| What you should do |
Reproduce each line exactly. Skip none.

⁂

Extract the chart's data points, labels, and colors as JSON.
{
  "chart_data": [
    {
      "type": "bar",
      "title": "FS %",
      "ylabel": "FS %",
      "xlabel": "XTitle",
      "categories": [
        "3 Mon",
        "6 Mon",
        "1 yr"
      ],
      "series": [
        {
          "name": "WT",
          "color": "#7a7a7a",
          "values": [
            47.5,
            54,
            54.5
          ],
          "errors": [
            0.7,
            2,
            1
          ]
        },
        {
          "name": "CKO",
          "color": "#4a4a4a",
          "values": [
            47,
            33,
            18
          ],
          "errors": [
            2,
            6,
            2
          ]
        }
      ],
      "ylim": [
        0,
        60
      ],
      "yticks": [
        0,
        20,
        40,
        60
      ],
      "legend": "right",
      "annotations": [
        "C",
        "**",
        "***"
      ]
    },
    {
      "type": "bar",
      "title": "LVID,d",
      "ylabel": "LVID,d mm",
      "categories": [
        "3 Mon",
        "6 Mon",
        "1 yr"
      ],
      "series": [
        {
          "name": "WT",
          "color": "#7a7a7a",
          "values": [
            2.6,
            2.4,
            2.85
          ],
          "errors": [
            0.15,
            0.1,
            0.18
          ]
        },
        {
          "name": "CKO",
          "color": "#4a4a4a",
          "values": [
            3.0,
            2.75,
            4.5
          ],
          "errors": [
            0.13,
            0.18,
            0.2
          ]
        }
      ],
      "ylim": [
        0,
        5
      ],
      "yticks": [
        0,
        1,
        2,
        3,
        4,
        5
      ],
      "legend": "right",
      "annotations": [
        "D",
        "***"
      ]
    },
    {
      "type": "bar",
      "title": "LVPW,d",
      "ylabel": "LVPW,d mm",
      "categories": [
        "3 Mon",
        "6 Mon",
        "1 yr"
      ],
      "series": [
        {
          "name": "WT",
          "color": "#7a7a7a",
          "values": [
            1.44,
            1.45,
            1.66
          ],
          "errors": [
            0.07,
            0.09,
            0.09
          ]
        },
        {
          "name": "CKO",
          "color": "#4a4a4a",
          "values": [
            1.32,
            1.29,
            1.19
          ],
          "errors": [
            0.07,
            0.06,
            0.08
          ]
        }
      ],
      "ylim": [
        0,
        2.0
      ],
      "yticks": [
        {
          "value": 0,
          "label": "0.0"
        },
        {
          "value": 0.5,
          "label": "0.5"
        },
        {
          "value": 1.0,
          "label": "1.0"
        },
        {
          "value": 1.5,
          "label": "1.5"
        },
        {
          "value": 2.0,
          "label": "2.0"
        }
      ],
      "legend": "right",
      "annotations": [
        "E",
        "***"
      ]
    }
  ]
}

⁂

| Response to the exercise |
Extract the chart's data points, labels, and colors as JSON.
{
  "chart_data": [
    {
      "type": "bar",
      "title": "FS %",
      "ylabel": "FS %",
      "xlabel": "XTitle",
      "categories": [
        "3 Mon",
        "6 Mon",
        "1 yr"
      ],
      "series": [
        {
          "name": "WT",
          "color": "#7a7a7a",
          "values": [
            47.5,
            54,
            54.5
          ],
          "errors": [
            0.7,
            2,
            1
          ]
        },
        {
          "name": "CKO",
          "color": "#4a4a4a",
          "values": [
            47,
            33,
            18
          ],
          "errors": [
            2,
            6,
            2
          ]
        }
      ],
      "ylim": [
        0,
        60
      ],
      "yticks": [
        0,
        20,
        40,
        60
      ],
      "legend": "right",
      "annotations": [
        "C",
        "**",
        "***"
      ]
    },
    {
      "type": "bar",
      "title": "LVID,d",
      "ylabel": "LVID,d mm",
      "categories": [
        "3 Mon",
        "6 Mon",
        "1 yr"
      ],
      "series": [
        {
          "name": "WT",
          "color": "#7a7a7a",
          "values": [
            2.6,
            2.4,
            2.85
          ],
          "errors": [
            0.15,
            0.1,
            0.18
          ]
        },
        {
          "name": "CKO",
          "color": "#4a4a4a",
          "values": [
            3.0,
            2.75,
            4.5
          ],
          "errors": [
            0.13,
            0.18,
            0.2
          ]
        }
      ],
      "ylim": [
        0,
        5
      ],
      "yticks": [
        0,
        1,
        2,
        3,
        4,
        5
      ],
      "legend": "right",
      "annotations": [
        "D",
        "***"
      ]
    },
    {
      "type": "bar",
      "title": "LVPW,d",
      "ylabel": "LVPW,d mm",
      "categories": [
        "3 Mon",
        "6 Mon",
        "1 yr"
      ],
      "series": [
        {
          "name": "WT",
          "color": "#7a7a7a",
          "values": [
            1.44,
            1.45,
            1.66
          ],
          "errors": [
            0.07,
            0.09,
            0.09
          ]
        },
        {
          "name": "CKO",
          "color": "#4a4a4a",
          "values": [
            1.32,
            1.29,
            1.19
          ],
          "errors": [
            0.07,
            0.06,
            0.08
          ]
        }
      ],
      "ylim": [
        0,
        2.0
      ],
      "yticks": [
        {
          "value": 0,
          "label": "0.0"
        },
        {
          "value": 0.5,
          "label": "0.5"
        },
        {
          "value": 1.0,
          "label": "1.0"
        },
        {
          "value": 1.5,
          "label": "1.5"
        },
        {
          "value": 2.0,
          "label": "2.0"
        }
      ],
      "legend": "right",
      "annotations": [
        "E",
        "***"
      ]
    }
  ]
}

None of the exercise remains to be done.